- Assigned task -
Answer these questions from the comment thread about Ted Cruz below.
(a) Where does Milhouse say Cruz was born?
(b) What does PersonFromPorlock want the Tea Party to be more intent on capturing than the presidency?
(c) In how many branches of federal government does Henry Hawkins want the TP to go after positions?

- Passage provided -
──────────

Wow these comments seem on the whole off-topic, bickering and depressing, when we should be cheering Ted Cruz, a man with impeccable character and credentials.

    Henry Hawkins in reply to janitor. | June 1, 2014 at 7:37 pm

    LI is not a choir. I agree Cruz is looking awesome. (I say ‘looking’ only because, like I now feel about Cruz, I once thought Rubio looked great and wouldn’t change).

      Juba Doobai! in reply to Henry Hawkins. | June 1, 2014 at 8:37 pm

      C’mon, HH, you really didn’t know from the get-go that Rubio was rotten meat? He was talking immigration favoring illegals even before he hit the Senate. He was making nice until he got elected then he abandoned the TP that brung him to the dance.

      Cruz has shown his colors don’t change or run.

        Henry Hawkins in reply to Juba Doobai!. | June 1, 2014 at 10:26 pm

        Before he hit the Senate he was dealing with the Florida population and its high Hispanic numbers, of course. This is common among pols, sort of like W talking cowboy in Dallas and Harvard in Boston, expected, understandable.

        I don’t recall you or anyone else around here warning of Rubio’s imminent sell out to the GOP establishment *before* it happened, but if you can pull your old posts doing so – they’d be in the archives, I’d gladly apologize.

          Henry Hawkins in reply to Henry Hawkins. | June 1, 2014 at 10:28 pm

          I meant to add that I don’t believe Cruz will sell out, but my justifiable suspicion of all politicians dictates I blindly believe and follow none of them anymore. But with Cruz, so far so excellent.

PersonFromPorlock | June 2, 2014 at 10:44 am

One of the great modern political fallacies is that the presidency is more important than the legislature. It isn’t, they’re equal. I want to see the Tea Party more intent on capturing the legislature than the presidency because we’ve lost sight of the legislature’s real power (they’ve fumbled it), and because legislative seats, being local, are harder for the national media to throw to the Democrats.

So, Cruz to stay in the Senate as a leader, and some TP-blessed governor to go for the presidency. Administrative experience is good.

    Henry Hawkins in reply to PersonFromPorlock. | June 2, 2014 at 10:59 am

    These are not mutually exclusive. I want to see TP go after positions in all three branches of federal government, plus continue our gains in state and local offices.

      Milhouse in reply to Henry Hawkins. | June 3, 2014 at 3:07 am

      Yes, but Cruz is doing a great job in the senate, so he should stay there and not run for president.

      Beside which, he was born in Canada, and I don’t buy the claims that “natural born citizen” means “citizen at birth”. I never heard such nonsense before 0bama came on the scene. Before then it was always taken to mean born in the USA, and I see no reason to abandon that view. McCain was different because he was born on a US military base, where US law applied and US forces were in control. But as far as I’m concerned George Romney was ineligible for the presidency, and so is Cruz. Even if you don’t agree, why get into the controversy, when we have so many excellent candidates who were born here, such as Walker and Jindal.

──────────

- Data entries -
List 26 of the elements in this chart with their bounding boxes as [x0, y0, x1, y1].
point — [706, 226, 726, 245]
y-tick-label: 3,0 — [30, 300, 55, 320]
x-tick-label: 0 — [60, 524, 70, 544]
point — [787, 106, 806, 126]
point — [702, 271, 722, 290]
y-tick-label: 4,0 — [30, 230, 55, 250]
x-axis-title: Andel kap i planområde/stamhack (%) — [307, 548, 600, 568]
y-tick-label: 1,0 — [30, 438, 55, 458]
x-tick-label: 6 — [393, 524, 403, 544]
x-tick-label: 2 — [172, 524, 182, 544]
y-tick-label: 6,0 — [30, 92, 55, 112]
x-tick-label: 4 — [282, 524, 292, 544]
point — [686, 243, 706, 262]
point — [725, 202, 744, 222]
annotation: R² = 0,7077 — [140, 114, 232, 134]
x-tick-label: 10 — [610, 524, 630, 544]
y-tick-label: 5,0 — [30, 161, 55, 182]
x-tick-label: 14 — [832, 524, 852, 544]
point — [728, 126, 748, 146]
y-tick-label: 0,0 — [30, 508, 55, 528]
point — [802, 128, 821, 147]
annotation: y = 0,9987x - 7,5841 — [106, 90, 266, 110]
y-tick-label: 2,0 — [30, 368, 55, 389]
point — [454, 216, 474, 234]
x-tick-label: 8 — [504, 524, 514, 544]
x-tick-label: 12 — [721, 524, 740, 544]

──────────

- Written solution -
(a) Canada.
(b) The legislature.
(c) All three.